Exercise task:
Retype the records below exactly as they appear, but leave out any pictures.

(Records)
# # # # # # #

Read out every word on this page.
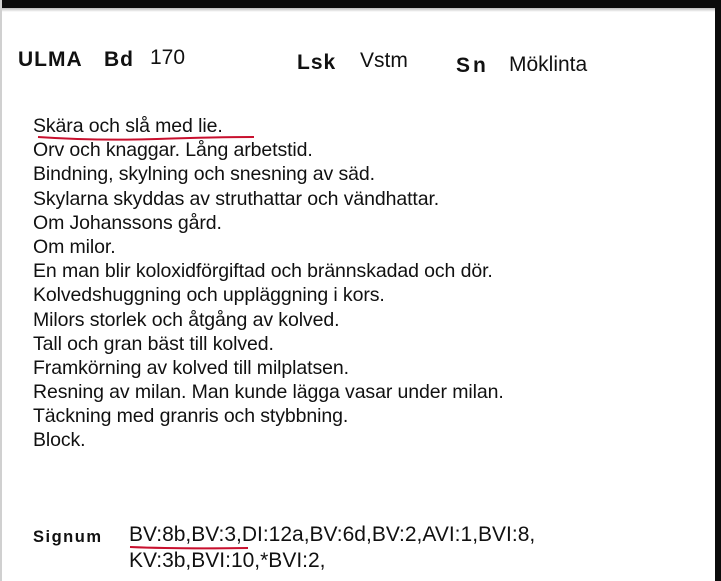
ULMA Bd 170	Lsk Vstm Sn Möklinta
Skära och slå med lie.
Orv och knaggar. Lång arbetstid.
Bindning, skylning och snesning av säd.
Skylarna skyddas av struthattar och vändhattar.
Om Johanssons gård.
Om milor.
En man blir koloxidförgiftad och brännskadad och dör.
Kolvedshuggning och uppläggning i kors.
Milors storlek och åtgång av kolved.
Tall och gran bäst till kolved.
Framkörning av kolved till milplatsen.
Resning av milan. Man kunde lägga vasar under milan.
Täckning med granris och stybbning.
Block.
Signum BV:8b,BV:3,DI:12a,BV:6d,BV:2,AVI:1,BVI:8,
KV:3b,BVI:10,*BVI:2,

# # # # # # #

Reply:
Read out every word on this page.
ULMA Bd 170	Lsk Vstm Sn Möklinta
Skära och slå med lie.
Orv och knaggar. Lång arbetstid.
Bindning, skylning och snesning av säd.
Skylarna skyddas av struthattar och vändhattar.
Om Johanssons gård.
Om milor.
En man blir koloxidförgiftad och brännskadad och dör.
Kolvedshuggning och uppläggning i kors.
Milors storlek och åtgång av kolved.
Tall och gran bäst till kolved.
Framkörning av kolved till milplatsen.
Resning av milan. Man kunde lägga vasar under milan.
Täckning med granris och stybbning.
Block.
Signum BV:8b,BV:3,DI:12a,BV:6d,BV:2,AVI:1,BVI:8,
KV:3b,BVI:10,*BVI:2,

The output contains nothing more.